WORKING DATA |

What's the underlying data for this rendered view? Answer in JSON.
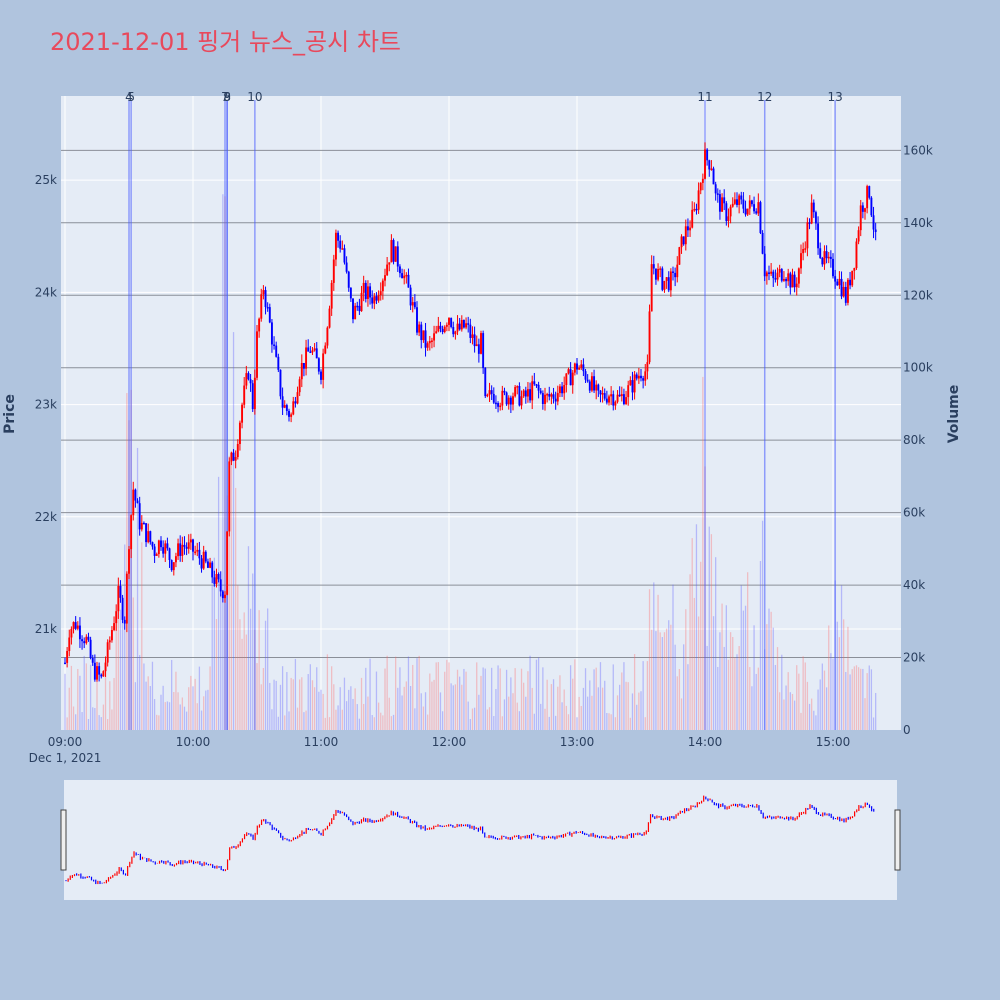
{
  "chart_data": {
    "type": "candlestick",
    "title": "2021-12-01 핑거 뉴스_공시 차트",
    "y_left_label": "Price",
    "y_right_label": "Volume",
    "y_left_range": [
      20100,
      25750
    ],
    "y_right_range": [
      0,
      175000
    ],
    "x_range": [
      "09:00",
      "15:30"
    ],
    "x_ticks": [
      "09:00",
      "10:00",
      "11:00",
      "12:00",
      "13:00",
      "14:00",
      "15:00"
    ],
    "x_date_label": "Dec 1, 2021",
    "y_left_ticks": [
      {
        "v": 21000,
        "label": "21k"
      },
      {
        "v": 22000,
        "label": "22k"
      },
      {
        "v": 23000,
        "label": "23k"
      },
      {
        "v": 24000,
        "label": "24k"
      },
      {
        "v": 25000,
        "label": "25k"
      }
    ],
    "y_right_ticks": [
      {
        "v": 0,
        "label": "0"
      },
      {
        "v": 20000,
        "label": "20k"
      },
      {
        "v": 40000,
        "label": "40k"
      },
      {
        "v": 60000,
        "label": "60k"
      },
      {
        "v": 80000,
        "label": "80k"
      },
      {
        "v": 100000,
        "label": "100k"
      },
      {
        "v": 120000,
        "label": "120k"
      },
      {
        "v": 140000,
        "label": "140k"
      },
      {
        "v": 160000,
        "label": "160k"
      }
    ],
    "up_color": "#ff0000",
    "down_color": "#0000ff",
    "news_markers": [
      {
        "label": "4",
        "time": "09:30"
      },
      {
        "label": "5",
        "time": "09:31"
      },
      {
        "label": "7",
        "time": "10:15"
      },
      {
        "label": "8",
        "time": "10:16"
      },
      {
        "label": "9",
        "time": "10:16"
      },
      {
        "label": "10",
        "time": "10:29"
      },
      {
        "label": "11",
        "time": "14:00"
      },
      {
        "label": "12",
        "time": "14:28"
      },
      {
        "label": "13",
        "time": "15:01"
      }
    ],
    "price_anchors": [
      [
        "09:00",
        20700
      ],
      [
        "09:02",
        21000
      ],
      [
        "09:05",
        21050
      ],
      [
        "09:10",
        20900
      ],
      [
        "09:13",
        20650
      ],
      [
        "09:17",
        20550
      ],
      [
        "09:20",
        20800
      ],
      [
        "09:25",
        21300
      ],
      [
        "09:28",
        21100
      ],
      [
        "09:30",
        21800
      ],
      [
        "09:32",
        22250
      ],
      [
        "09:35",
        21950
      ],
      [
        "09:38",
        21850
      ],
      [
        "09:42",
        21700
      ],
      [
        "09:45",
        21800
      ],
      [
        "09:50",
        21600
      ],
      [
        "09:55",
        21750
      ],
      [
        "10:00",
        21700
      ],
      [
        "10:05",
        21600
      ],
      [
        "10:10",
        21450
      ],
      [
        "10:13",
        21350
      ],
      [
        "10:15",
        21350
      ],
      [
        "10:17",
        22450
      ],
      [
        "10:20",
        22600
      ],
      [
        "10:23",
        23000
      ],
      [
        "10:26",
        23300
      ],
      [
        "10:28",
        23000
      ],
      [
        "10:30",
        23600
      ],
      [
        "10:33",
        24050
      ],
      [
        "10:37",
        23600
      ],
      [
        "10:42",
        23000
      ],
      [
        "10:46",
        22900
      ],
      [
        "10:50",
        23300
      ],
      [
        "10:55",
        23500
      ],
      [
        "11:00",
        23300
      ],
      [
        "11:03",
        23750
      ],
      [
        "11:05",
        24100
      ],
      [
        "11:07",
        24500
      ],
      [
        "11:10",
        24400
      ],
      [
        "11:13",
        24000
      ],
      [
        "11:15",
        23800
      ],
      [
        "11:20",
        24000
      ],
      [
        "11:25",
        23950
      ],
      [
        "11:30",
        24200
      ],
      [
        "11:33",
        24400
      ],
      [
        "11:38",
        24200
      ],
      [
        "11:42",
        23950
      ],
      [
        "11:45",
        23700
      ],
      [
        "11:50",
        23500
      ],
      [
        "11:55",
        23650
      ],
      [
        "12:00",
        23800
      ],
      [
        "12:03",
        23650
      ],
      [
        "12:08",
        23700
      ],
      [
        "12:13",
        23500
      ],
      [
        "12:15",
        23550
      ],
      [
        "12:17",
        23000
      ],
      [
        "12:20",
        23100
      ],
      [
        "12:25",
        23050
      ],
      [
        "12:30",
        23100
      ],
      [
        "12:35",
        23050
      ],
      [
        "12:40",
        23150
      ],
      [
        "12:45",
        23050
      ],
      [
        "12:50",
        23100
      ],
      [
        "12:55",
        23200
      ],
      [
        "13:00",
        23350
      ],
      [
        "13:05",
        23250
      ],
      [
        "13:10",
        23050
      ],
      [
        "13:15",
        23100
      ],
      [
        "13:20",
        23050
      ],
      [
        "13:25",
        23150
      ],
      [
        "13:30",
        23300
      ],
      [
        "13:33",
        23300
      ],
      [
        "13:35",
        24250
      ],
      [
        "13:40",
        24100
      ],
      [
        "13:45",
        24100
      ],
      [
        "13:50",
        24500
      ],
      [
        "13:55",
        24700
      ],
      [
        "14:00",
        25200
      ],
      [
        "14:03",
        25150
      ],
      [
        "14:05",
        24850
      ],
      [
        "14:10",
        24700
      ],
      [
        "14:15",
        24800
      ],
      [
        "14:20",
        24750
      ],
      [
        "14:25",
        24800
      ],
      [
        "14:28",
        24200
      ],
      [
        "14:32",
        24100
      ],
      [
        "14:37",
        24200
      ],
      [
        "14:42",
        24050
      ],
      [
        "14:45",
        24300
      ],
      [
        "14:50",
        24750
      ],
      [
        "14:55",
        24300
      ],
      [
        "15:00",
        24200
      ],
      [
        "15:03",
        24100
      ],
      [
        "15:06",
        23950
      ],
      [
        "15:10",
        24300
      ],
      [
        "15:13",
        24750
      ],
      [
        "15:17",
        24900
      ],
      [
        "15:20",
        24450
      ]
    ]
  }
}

WHAT THE TASK REQUIRES | Select the lines in this material that hold the word "time", leaving none out.

RESULT FOR THIS TASK |
        "time": "09:30"
        "time": "09:31"
        "time": "10:15"
        "time": "10:16"
        "time": "10:16"
        "time": "10:29"
        "time": "14:00"
        "time": "14:28"
        "time": "15:01"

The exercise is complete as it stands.